(Records from a data collection)
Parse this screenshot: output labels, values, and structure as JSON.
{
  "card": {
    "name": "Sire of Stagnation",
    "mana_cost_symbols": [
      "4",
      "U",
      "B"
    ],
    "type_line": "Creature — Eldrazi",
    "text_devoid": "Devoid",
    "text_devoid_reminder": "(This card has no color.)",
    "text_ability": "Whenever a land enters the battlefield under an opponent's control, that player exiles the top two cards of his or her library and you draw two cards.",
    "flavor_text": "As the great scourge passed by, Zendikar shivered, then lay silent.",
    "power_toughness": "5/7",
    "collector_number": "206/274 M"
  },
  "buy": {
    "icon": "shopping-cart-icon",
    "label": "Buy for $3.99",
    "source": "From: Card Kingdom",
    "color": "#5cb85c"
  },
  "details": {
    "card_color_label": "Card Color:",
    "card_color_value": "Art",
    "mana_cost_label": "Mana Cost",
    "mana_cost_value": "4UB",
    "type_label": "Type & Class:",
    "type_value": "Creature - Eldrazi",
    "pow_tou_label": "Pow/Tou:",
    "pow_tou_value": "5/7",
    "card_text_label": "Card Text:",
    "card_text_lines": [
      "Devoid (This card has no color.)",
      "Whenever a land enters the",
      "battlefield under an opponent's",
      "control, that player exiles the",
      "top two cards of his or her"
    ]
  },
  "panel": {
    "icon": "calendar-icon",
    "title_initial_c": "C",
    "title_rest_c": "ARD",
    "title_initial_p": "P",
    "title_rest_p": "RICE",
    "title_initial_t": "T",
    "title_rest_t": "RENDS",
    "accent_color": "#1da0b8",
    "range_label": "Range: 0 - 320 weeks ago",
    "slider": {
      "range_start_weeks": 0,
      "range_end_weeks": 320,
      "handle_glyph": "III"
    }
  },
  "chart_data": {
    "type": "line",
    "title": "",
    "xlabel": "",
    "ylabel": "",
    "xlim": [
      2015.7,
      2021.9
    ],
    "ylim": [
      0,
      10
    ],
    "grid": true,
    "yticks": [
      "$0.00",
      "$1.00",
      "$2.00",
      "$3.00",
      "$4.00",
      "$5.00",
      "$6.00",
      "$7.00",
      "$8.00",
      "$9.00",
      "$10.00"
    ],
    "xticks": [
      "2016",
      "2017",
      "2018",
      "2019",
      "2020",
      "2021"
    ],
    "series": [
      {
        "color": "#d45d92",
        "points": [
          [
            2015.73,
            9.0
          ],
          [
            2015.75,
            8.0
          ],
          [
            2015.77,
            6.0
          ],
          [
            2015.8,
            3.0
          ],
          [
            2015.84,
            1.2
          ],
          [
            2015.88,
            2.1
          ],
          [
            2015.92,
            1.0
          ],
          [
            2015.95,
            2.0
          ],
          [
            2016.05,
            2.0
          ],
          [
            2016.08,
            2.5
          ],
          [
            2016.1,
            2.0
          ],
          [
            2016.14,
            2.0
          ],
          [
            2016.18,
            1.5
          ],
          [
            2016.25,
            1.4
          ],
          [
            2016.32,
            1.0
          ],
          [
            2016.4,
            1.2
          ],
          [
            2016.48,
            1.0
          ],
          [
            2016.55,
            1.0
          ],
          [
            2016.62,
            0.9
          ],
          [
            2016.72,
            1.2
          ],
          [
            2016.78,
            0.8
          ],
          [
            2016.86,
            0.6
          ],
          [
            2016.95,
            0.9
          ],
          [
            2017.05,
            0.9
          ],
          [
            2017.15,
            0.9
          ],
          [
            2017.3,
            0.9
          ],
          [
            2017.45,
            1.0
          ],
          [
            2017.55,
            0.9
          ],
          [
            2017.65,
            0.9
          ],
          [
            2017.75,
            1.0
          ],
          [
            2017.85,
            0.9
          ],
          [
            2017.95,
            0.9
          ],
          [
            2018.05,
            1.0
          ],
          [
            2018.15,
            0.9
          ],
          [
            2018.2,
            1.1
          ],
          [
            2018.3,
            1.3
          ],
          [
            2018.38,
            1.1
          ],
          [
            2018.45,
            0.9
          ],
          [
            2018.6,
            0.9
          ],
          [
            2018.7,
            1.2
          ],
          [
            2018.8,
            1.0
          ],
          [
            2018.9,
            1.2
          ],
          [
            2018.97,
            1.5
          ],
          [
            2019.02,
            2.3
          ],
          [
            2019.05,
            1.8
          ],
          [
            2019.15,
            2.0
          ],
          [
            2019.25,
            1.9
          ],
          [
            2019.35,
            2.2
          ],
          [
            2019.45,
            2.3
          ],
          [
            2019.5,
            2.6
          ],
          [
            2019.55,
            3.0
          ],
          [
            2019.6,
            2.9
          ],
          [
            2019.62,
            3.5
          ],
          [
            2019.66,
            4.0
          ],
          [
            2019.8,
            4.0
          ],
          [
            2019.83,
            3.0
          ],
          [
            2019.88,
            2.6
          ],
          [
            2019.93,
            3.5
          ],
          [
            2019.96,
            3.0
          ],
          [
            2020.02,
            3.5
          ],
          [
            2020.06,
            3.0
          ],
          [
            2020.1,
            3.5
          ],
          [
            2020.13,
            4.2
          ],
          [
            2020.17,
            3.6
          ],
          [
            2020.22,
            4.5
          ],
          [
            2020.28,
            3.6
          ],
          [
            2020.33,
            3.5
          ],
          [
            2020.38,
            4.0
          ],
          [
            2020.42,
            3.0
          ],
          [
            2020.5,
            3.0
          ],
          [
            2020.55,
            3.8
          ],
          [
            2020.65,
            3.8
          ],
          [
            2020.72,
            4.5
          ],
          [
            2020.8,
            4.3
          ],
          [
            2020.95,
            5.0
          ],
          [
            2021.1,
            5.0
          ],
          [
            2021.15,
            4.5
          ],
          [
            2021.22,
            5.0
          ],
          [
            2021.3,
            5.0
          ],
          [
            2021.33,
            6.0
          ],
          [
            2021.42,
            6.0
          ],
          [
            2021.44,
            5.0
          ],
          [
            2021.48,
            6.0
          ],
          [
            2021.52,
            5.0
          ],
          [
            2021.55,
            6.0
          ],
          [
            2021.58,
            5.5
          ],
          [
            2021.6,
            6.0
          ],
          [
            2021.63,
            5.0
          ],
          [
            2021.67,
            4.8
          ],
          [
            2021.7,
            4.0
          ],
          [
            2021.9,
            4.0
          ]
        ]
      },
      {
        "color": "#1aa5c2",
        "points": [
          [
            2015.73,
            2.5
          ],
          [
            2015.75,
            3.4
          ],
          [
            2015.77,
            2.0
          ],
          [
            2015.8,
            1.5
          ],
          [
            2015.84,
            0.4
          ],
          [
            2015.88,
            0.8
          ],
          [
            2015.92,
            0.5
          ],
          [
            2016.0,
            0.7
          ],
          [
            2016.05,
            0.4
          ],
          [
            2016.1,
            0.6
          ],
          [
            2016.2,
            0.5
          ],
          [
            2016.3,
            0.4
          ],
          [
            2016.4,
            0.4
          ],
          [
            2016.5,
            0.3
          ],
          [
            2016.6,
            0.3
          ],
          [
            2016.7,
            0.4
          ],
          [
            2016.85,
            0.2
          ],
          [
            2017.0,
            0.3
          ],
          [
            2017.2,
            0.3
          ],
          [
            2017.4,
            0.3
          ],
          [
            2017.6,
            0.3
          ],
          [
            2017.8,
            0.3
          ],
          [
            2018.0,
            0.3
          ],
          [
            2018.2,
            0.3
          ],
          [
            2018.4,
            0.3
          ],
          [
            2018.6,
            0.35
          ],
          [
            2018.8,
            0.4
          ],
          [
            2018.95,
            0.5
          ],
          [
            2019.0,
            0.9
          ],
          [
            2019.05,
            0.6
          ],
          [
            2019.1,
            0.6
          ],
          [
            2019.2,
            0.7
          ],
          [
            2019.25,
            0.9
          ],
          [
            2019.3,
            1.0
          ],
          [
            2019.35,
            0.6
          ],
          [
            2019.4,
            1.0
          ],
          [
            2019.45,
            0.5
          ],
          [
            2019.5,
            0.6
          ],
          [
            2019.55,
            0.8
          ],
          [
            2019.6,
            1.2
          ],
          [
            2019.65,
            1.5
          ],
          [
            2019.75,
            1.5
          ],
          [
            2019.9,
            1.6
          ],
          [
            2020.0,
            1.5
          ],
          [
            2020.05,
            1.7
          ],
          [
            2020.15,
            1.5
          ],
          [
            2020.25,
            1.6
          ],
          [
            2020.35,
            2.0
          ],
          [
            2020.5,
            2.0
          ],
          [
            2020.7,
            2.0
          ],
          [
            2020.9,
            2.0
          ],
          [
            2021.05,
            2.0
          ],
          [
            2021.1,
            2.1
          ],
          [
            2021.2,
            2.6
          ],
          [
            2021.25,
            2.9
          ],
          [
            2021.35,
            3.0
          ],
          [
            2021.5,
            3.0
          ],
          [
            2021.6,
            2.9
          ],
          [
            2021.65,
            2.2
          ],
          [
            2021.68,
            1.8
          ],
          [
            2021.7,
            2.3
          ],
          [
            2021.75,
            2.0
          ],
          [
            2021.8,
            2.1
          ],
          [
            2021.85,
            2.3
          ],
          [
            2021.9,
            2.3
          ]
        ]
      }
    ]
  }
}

→ OBJECTIVE: Only a number is wanted: how many lines of the material include the word "that".

→ ANSWER TO THE EXERCISE: 2